Dataset rows
———
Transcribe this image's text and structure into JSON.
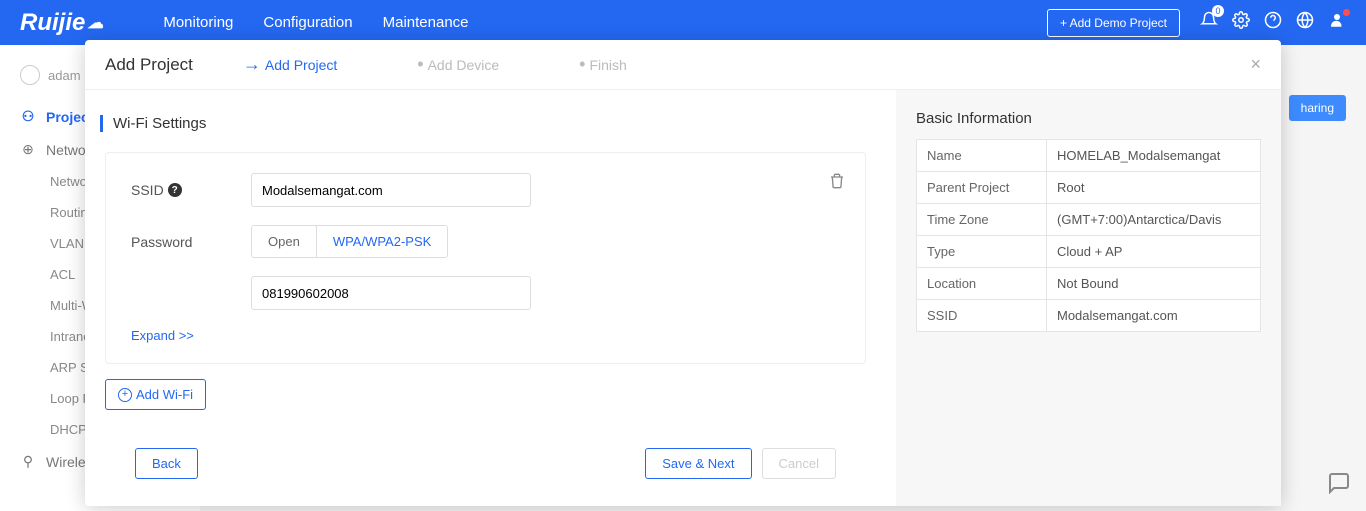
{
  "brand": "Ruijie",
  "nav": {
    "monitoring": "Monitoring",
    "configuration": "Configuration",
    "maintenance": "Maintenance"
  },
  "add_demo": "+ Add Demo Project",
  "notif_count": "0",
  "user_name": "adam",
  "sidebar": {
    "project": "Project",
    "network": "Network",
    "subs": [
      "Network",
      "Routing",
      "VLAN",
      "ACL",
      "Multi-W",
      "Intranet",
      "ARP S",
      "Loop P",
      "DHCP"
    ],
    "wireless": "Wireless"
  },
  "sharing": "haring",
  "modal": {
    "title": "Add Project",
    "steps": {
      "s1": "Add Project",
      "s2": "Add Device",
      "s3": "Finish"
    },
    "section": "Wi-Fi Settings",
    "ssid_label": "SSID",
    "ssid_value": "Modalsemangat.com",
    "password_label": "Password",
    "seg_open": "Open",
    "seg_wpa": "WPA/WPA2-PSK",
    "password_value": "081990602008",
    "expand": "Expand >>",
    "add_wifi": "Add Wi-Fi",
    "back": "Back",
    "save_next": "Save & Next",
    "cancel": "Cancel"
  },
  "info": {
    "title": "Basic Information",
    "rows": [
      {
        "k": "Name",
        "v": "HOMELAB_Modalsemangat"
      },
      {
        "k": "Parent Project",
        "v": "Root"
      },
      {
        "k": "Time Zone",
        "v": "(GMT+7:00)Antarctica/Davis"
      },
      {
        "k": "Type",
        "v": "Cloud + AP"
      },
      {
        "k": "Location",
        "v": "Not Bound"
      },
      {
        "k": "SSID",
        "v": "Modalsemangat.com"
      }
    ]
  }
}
———
__Description of the task__. Count the lines above that contain the word "title". Give only the number.

__Solution below__. 2